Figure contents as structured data
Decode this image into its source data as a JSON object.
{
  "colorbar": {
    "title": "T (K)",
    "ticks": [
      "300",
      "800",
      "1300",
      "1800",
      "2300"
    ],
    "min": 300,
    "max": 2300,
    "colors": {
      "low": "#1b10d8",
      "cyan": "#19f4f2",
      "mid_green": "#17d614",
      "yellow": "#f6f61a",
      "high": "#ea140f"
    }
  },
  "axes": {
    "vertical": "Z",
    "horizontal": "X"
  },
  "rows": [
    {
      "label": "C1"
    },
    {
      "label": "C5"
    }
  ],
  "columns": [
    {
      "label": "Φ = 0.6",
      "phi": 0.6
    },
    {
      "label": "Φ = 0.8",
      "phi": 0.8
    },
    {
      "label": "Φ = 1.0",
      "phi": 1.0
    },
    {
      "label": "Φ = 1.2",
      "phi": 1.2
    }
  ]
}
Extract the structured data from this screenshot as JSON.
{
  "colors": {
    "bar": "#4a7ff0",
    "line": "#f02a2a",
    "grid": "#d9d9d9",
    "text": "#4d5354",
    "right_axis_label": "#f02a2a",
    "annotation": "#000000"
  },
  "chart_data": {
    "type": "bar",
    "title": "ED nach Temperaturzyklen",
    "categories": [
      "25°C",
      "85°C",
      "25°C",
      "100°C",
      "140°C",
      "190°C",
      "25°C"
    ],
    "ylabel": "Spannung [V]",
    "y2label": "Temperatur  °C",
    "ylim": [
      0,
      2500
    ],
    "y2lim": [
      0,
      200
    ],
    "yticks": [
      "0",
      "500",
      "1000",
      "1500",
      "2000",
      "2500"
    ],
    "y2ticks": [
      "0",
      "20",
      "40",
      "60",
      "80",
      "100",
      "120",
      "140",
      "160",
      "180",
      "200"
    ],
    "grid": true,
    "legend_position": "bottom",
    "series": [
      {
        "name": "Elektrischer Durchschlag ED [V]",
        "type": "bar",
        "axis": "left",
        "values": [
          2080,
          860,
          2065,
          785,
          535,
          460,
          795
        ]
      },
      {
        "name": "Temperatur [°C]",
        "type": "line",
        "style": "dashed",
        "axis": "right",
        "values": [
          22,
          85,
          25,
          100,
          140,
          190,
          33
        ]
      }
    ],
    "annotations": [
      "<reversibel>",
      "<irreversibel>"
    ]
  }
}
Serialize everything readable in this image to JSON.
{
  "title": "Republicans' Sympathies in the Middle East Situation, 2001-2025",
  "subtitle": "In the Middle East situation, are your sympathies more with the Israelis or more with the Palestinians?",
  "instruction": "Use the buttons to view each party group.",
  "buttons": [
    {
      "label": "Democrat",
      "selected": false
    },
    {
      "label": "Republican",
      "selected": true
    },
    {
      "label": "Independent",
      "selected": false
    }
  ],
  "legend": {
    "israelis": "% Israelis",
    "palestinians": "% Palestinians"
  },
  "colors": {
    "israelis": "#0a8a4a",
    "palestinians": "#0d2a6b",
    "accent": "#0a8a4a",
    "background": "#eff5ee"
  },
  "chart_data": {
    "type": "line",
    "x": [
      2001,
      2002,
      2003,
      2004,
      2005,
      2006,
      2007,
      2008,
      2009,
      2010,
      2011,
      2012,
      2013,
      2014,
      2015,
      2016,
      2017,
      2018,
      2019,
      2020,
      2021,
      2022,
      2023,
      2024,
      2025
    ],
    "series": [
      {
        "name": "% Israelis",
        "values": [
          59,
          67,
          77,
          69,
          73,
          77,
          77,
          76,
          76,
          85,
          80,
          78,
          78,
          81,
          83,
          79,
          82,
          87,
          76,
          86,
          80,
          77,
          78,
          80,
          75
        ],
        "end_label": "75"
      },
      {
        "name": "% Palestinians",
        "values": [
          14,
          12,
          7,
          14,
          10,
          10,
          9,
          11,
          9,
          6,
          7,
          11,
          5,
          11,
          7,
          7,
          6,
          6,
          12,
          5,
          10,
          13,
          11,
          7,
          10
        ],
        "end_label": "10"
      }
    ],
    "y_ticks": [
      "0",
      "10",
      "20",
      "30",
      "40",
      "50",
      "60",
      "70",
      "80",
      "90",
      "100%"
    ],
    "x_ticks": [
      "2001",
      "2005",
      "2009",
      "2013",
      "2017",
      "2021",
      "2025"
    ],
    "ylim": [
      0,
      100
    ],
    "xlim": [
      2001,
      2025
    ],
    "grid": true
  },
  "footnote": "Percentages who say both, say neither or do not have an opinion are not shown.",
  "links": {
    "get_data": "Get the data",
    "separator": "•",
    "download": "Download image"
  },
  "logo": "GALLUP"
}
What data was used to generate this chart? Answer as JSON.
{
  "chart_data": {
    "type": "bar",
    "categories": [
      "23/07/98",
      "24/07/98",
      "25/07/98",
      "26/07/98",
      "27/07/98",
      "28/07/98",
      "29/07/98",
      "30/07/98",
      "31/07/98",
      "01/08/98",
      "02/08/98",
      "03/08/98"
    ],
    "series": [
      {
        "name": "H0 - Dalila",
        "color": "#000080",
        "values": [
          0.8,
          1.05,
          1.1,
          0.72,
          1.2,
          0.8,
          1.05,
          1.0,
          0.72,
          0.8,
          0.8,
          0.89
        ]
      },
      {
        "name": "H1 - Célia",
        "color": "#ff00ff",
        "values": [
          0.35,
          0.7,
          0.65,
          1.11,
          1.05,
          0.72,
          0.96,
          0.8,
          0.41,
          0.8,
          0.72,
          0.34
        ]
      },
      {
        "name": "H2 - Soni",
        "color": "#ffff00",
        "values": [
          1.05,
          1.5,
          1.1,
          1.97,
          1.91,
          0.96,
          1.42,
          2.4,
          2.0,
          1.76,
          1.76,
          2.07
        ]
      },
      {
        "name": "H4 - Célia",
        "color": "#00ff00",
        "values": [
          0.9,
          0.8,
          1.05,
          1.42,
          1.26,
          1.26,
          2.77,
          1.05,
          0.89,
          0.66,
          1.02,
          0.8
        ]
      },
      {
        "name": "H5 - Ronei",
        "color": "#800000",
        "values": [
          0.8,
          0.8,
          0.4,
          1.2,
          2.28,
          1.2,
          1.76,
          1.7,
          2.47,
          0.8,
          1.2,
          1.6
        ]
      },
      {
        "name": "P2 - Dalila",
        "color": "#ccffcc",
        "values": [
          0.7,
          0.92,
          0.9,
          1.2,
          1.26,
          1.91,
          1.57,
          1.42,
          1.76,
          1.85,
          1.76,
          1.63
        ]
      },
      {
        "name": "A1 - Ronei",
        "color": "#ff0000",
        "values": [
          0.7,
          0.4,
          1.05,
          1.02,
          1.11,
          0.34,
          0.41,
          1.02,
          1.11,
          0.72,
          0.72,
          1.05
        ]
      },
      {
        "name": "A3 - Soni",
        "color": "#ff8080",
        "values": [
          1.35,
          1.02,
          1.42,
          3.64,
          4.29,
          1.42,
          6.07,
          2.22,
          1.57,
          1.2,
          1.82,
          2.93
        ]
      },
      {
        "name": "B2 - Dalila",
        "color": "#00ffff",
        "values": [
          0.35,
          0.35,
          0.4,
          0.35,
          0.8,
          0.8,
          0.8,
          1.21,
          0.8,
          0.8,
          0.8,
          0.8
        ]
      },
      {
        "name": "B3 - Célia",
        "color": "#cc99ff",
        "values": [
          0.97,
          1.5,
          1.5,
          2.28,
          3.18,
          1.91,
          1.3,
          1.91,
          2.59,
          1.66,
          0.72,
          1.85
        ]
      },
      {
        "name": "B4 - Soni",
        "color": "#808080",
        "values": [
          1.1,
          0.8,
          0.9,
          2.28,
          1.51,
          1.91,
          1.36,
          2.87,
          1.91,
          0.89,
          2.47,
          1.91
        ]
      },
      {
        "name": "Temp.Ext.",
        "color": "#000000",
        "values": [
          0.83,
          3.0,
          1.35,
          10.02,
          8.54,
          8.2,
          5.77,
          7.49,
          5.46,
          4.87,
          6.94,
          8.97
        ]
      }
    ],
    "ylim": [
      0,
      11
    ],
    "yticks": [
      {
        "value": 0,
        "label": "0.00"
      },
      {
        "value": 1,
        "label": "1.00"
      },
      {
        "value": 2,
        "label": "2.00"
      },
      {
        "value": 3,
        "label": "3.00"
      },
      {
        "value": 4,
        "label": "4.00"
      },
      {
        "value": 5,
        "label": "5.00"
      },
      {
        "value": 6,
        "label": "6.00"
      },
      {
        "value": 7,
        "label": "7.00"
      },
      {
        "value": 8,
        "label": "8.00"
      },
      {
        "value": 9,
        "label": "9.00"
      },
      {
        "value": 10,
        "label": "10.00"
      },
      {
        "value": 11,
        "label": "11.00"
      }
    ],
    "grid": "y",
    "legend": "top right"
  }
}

Your goal: Check each line of the data above for the string "buttons", then report how many lines have it, with no other words.

Exercise answer: 2